§ Source document
>>>

Oops – posted that comment to the wrong place

Reply

3 Richard Harbridge August 20, 2010 at 10:39 am

For a single WSP I don’t know if I would mandate that. Though I could see benefits there is more flexibility with just the WSP on it’s own.

For multiple WSPs how about…
“When a collection of WSPs or dependant WSP files are contained in a solution they should be deployed using a Solution Installer or SharePoint Solution Installer (http://sharepointinstaller.codeplex.com/) to simplify the installation and upgrade process.”

Can’t think of any drawbacks so far. What do you think?

Reply

4 Bil Simser February 15, 2011 at 11:03 am

I like how the content is evolving here Richard. Just wondering if you might want to put up a wiki for this to let everyone contribute to it? It can still be controlled/moderated but having more peoples input might move things along. For example there are several navigation statndards I’d like to add (relative paths vs. absoute for example) but have no way of doing it (other than comments or emails). Something to think about. Jeremy has the spdev wiki setup so maybe this could be a section on there?

Reply

5 Richard Harbridge February 15, 2011 at 11:22 am

Agreed Bil.

Was hoping to use the NBSP platform for this. Currently there are some delays in getting the SharePoint Business Community area up. I was going to have this live in that area as a wiki format (along with other governance related initiatives).

Alternatively I can always break aspects of this out and distribute management and ownership of it – like ensuring the development standards were in NBSP’s development wiki (evolved version of SPDevWiki). Let me coordinate with Jeremy on that one – as I am not sure where he is in the ‘transition’ process from SPDevWiki to the new NBSP dev wiki. πŸ™‚

P.S – If you send me the other parts now via email (richard@rharbridge.com or twitter or any other method I promise I will update them as soon as possible here). Also if you have any other advice/ideas for where this could be hosted/provide better benefit feel free to let me know. I don’t care/need to own any of it. Just trying to ensure changes are validated/discussed. πŸ™‚

Reply

6 John Shaw May 17, 2011 at 4:08 pm

Hi Richard, I met you at the SharePoint Summit. Currently I have been tasked to suggest a modified SDLC approach for our SharePoint inhouse. However the dilema I am faced with is, all references I am finding, are heaviliy biased towards the developer-centric approach to SharePoint development, whereas I use the Author-centric approach to development and do not even venture forth into Visual studio or codeland for anything. I am finding though, the way a development shop is set up, developer, author, coder, out of box, front-end or hybrid would have direct bearing on the process and the types of deliverables and deployments. Is there anywhere you can point me for a best practice author-centric (codeless and useing SharePoint designer) development process, or hybrid author/developer, that utilizes a development, UAT and Prod environments with changes always always progressing through the three environments with no production modifications. An Ideal development environment for us would be a combined Author-centric focused (using SharePoint Designer and declaritive workflow)s, and the developer-centric (using Visual Studio and .NET coding), with even an ability for 3rd party off-site development also.

<<<

§ Required action
Write what comes next in the comment thread about SharePoint development practices, starting after its last sentence. The entries that come next are separate material and have no connection to the SharePoint comment thread.

Document layout analysis data:

>>>

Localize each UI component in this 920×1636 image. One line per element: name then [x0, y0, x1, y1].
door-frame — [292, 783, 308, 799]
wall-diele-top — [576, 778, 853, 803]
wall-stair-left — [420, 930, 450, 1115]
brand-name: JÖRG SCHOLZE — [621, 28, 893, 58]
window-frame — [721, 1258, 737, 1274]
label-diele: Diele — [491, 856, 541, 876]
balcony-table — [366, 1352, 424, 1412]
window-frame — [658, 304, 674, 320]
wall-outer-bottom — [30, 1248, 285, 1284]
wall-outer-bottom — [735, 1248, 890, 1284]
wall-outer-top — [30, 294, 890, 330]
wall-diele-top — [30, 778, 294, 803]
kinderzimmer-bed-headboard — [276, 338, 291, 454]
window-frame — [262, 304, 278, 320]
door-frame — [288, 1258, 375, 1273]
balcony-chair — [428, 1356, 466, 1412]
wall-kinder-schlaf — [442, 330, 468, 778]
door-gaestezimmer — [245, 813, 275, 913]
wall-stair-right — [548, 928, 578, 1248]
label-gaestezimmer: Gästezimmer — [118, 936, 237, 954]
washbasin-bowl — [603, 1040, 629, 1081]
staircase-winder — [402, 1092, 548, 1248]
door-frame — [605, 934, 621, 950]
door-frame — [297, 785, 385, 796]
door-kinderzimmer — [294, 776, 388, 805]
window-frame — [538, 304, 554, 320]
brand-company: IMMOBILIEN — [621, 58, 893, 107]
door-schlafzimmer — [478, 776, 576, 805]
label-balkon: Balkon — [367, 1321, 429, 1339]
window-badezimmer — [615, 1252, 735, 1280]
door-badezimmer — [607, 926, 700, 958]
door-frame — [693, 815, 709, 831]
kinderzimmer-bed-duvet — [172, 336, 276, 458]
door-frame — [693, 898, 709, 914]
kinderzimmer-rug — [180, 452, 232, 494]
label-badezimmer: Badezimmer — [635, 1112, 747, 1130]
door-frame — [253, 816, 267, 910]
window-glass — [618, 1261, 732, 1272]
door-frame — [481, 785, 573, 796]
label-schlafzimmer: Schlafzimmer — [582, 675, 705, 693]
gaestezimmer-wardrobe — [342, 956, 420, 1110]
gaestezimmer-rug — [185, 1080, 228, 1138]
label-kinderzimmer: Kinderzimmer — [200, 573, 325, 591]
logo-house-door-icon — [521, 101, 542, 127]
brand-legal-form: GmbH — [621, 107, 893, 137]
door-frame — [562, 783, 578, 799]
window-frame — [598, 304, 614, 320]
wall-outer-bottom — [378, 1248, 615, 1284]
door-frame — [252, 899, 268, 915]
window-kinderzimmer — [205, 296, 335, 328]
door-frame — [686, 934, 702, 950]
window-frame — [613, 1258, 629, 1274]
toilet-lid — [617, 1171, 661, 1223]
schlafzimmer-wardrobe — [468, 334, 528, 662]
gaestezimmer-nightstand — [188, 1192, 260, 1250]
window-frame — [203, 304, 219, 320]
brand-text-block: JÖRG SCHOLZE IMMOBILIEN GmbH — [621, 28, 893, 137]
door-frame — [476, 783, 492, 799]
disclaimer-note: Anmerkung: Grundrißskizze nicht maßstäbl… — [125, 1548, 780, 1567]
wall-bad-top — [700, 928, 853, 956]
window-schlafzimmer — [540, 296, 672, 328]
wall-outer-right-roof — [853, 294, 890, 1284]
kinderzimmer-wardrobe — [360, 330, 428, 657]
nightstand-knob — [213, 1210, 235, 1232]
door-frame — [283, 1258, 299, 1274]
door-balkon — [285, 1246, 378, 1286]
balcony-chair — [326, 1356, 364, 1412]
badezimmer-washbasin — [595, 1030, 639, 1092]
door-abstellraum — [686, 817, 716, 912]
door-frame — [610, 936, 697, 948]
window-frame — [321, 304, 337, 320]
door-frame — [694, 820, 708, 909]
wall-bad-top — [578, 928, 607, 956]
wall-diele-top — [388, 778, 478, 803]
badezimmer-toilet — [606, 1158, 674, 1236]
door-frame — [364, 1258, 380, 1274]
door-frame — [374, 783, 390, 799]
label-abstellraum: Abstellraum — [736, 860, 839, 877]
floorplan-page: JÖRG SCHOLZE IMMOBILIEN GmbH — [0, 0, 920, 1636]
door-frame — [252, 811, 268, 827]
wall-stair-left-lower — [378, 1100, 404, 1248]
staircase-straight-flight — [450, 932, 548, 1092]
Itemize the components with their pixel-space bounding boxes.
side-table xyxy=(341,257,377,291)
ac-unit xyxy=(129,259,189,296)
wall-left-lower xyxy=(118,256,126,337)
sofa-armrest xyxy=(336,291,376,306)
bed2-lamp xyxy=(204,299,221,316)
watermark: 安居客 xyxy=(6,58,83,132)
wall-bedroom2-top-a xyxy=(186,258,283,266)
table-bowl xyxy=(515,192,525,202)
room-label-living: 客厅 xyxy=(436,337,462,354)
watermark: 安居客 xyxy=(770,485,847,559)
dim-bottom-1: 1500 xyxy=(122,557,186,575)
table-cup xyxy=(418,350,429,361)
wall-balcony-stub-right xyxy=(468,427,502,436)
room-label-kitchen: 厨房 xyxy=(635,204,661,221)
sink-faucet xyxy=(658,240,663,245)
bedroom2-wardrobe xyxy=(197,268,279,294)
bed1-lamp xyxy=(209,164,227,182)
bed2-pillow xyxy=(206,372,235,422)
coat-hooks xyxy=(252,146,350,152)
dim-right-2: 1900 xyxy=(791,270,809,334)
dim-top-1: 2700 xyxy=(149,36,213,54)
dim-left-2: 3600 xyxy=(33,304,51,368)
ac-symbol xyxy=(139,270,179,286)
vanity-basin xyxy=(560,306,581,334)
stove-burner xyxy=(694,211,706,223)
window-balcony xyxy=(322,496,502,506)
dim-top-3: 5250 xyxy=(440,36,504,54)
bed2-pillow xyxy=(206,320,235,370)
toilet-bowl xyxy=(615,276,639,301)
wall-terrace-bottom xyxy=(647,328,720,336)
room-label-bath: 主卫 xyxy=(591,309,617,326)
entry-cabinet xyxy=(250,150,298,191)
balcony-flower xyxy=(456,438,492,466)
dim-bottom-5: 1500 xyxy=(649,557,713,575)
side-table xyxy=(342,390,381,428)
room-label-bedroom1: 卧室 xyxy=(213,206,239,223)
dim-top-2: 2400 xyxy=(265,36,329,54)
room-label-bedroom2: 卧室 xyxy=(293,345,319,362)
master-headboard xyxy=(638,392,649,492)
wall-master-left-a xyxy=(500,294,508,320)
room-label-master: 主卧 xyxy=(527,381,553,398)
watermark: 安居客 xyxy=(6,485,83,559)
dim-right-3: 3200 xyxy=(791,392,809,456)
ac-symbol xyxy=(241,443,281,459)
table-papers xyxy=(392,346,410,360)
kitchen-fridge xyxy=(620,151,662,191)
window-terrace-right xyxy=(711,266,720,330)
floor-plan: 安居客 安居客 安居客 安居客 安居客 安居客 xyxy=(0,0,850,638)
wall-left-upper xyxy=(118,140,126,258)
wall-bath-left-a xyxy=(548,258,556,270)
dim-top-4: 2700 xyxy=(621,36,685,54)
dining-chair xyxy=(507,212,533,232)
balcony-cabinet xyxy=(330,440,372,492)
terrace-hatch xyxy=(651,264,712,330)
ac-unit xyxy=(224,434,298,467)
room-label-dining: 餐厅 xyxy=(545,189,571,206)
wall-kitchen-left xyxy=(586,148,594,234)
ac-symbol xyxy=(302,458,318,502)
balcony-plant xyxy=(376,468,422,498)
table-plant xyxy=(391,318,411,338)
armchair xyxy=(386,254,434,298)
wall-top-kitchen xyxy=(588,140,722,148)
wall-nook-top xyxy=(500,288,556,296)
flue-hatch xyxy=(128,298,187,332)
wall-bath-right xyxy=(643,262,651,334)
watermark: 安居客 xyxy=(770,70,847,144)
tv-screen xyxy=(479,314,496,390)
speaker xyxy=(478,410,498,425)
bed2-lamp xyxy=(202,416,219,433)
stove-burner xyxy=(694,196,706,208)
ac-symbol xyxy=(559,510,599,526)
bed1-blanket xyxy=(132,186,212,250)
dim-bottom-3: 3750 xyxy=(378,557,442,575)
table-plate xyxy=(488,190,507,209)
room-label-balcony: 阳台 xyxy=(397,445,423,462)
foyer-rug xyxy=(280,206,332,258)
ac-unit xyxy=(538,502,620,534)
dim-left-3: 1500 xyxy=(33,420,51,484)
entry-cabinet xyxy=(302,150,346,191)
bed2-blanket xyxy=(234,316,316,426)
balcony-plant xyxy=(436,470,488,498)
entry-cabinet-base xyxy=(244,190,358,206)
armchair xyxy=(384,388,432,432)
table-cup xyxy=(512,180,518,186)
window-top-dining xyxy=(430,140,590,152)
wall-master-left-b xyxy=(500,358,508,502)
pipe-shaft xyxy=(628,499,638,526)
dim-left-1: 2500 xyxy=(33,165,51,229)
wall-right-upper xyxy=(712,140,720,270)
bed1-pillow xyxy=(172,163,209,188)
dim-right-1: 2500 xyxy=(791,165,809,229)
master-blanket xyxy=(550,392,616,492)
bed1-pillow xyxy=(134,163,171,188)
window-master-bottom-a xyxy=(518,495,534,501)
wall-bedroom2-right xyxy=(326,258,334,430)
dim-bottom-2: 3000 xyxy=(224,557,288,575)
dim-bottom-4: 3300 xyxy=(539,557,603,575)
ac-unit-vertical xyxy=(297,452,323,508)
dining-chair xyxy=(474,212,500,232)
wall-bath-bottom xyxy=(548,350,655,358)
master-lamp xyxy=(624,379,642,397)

<<<

§ Output of the task
Reply

7 Nilesh Mehta December 12, 2011 at 5:01 pm

Richard,

Would definitely love to contribute if you don’t mind. Some of the other areas I think are:
0: Infrastructure / Change Control
1. Managed Metadata Standards
2. User Profile Standards
3. Authentication (NTLM, Kerberos, FBA, Single Sign On) (Other auth providers) (Claims)
4. Training
5. BI Standards
6. ECMA / JavaScript / jQuery (though this might fall more in the development standards)

Let me know.

Best Regards,
Nilesh Mehta

Reply

8 treebean20 November 5, 2012 at 7:27 pm

Great job starting to document these standards. I look forward to your next version. I find them very helpful in my work. Minor thing to note is the use of apostrophes when not needed: e.g., it’s instead of its, sites instead of site’s

Reply

9 treebean20 November 5, 2012 at 7:34 pm

I transposed my comment about possessive pronouns:
e.g., it’s instead of its, site’s instead of sites, I suppose it will be more helpful if I identify exactly where I saw the edits. I will do that and get back to you.